Task description: How many lines in the entries below contain the string "暖春优惠"? Reply with the number alone.

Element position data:
---+---

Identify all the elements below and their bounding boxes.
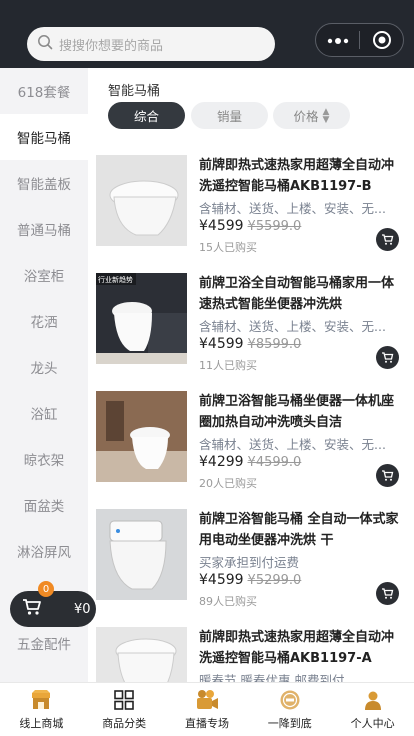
product-price-row: ¥4599 ¥8599.0 <box>199 336 301 352</box>
product-card[interactable]: 前牌即热式速热家用超薄全自动冲洗遥控智能马桶AKB1197-B 含辅材、送货、上… <box>96 155 414 265</box>
tab-online-mall[interactable]: 线上商城 <box>0 683 83 736</box>
target-icon[interactable] <box>360 30 403 50</box>
camera-icon <box>196 690 218 709</box>
product-price: ¥4599 <box>199 218 244 234</box>
sidebar-item-basin[interactable]: 面盆类 <box>0 482 88 528</box>
product-image-tag: 行业新趋势 <box>98 276 133 284</box>
sidebar-item-smart-cover[interactable]: 智能盖板 <box>0 160 88 206</box>
sidebar-item-smart-toilet[interactable]: 智能马桶 <box>0 114 88 160</box>
product-desc: 含辅材、送货、上楼、安装、无... <box>199 319 386 334</box>
sidebar-item-bathroom-cabinet[interactable]: 浴室柜 <box>0 252 88 298</box>
product-sold-count: 89人已购买 <box>199 595 257 608</box>
search-bar[interactable]: 搜搜你想要的商品 <box>27 27 275 61</box>
product-desc: 买家承担到付运费 <box>199 555 300 570</box>
tab-label: 直播专场 <box>184 717 229 730</box>
cart-icon <box>22 598 42 620</box>
product-card[interactable]: 前牌卫浴智能马桶坐便器一体机座圈加热自动冲洗喷头自洁 AKB1... 含辅材、送… <box>96 391 414 501</box>
add-to-cart-button[interactable] <box>376 346 399 369</box>
product-desc: 暖春节 暖春优惠 邮费到付 <box>199 673 345 682</box>
sidebar-item-shower-screen[interactable]: 淋浴屏风 <box>0 528 88 574</box>
sort-tab-comprehensive[interactable]: 综合 <box>108 102 185 129</box>
sort-tab-price-label: 价格 <box>293 109 319 124</box>
search-icon <box>37 34 53 54</box>
product-price-row: ¥4599 ¥5599.0 <box>199 218 301 234</box>
sort-arrows-icon: ▲ ▼ <box>322 106 330 125</box>
sidebar-item-bathtub[interactable]: 浴缸 <box>0 390 88 436</box>
cart-count-badge: 0 <box>38 581 54 597</box>
bottom-tab-bar: 线上商城 商品分类 直播专场 一降到底 个人中心 <box>0 682 414 736</box>
sidebar-item-shower[interactable]: 花洒 <box>0 298 88 344</box>
product-price: ¥4599 <box>199 572 244 588</box>
tab-label: 商品分类 <box>102 717 147 730</box>
cart-icon <box>382 352 394 363</box>
product-price: ¥4599 <box>199 336 244 352</box>
user-icon <box>364 691 381 710</box>
product-name[interactable]: 前牌即热式速热家用超薄全自动冲洗遥控智能马桶AKB1197-A <box>199 627 399 669</box>
top-header: 搜搜你想要的商品 <box>0 0 414 68</box>
sort-tabs: 综合 销量 价格 ▲ ▼ <box>108 102 350 129</box>
floating-cart-button[interactable]: 0 ¥0 <box>10 581 96 627</box>
mini-program-capsule <box>315 23 404 57</box>
cart-icon <box>382 470 394 481</box>
tab-label: 个人中心 <box>350 717 395 730</box>
sidebar-item-618-package[interactable]: 618套餐 <box>0 68 88 114</box>
store-icon <box>32 690 51 709</box>
category-title: 智能马桶 <box>108 84 161 99</box>
product-name[interactable]: 前牌卫浴全自动智能马桶家用一体速热式智能坐便器冲洗烘AKB13... <box>199 273 399 315</box>
tab-price-drop[interactable]: 一降到底 <box>248 683 331 736</box>
product-image[interactable]: 行业新趋势 <box>96 273 187 364</box>
coupon-icon <box>280 690 300 710</box>
product-card[interactable]: 行业新趋势 前牌卫浴全自动智能马桶家用一体速热式智能坐便器冲洗烘AKB13...… <box>96 273 414 383</box>
sort-tab-sales[interactable]: 销量 <box>191 102 268 129</box>
product-price-row: ¥4299 ¥4599.0 <box>199 454 301 470</box>
product-name[interactable]: 前牌即热式速热家用超薄全自动冲洗遥控智能马桶AKB1197-B <box>199 155 399 197</box>
tab-user-center[interactable]: 个人中心 <box>331 683 414 736</box>
product-image[interactable] <box>96 155 187 246</box>
cart-icon <box>382 234 394 245</box>
product-sold-count: 15人已购买 <box>199 241 257 254</box>
tab-label: 线上商城 <box>19 717 64 730</box>
cart-icon <box>382 588 394 599</box>
tab-categories[interactable]: 商品分类 <box>83 683 166 736</box>
tab-label: 一降到底 <box>267 717 312 730</box>
product-old-price: ¥5299.0 <box>247 573 302 588</box>
product-image[interactable] <box>96 391 187 482</box>
more-dots-icon[interactable] <box>316 31 359 49</box>
add-to-cart-button[interactable] <box>376 464 399 487</box>
product-sold-count: 11人已购买 <box>199 359 257 372</box>
product-price-row: ¥4599 ¥5299.0 <box>199 572 301 588</box>
product-image[interactable] <box>96 627 187 682</box>
cart-total-amount: ¥0 <box>74 601 91 617</box>
sidebar-item-regular-toilet[interactable]: 普通马桶 <box>0 206 88 252</box>
product-price: ¥4299 <box>199 454 244 470</box>
sidebar-item-faucet[interactable]: 龙头 <box>0 344 88 390</box>
product-name[interactable]: 前牌卫浴智能马桶坐便器一体机座圈加热自动冲洗喷头自洁 AKB1... <box>199 391 399 433</box>
product-card[interactable]: 前牌即热式速热家用超薄全自动冲洗遥控智能马桶AKB1197-A 暖春节 暖春优惠… <box>96 627 414 682</box>
product-image[interactable] <box>96 509 187 600</box>
product-old-price: ¥4599.0 <box>247 455 302 470</box>
product-desc: 含辅材、送货、上楼、安装、无... <box>199 201 386 216</box>
product-old-price: ¥8599.0 <box>247 337 302 352</box>
sort-tab-price[interactable]: 价格 ▲ ▼ <box>273 102 350 129</box>
product-list-panel: 智能马桶 综合 销量 价格 ▲ ▼ 前牌即热式速热家用超薄全自动冲洗遥控智能马桶A… <box>88 68 414 682</box>
search-placeholder: 搜搜你想要的商品 <box>59 38 164 54</box>
sidebar-item-clothes-rack[interactable]: 晾衣架 <box>0 436 88 482</box>
product-sold-count: 20人已购买 <box>199 477 257 490</box>
tab-live-stream[interactable]: 直播专场 <box>166 683 249 736</box>
product-old-price: ¥5599.0 <box>247 219 302 234</box>
add-to-cart-button[interactable] <box>376 228 399 251</box>
grid-icon <box>114 690 134 710</box>
product-card[interactable]: 前牌卫浴智能马桶 全自动一体式家用电动坐便器冲洗烘 干AKB1305 买家承担到… <box>96 509 414 619</box>
add-to-cart-button[interactable] <box>376 582 399 605</box>
product-name[interactable]: 前牌卫浴智能马桶 全自动一体式家用电动坐便器冲洗烘 干AKB1305 <box>199 509 399 551</box>
product-desc: 含辅材、送货、上楼、安装、无... <box>199 437 386 452</box>
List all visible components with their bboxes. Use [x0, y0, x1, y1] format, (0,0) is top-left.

---+---

Result of the task: 2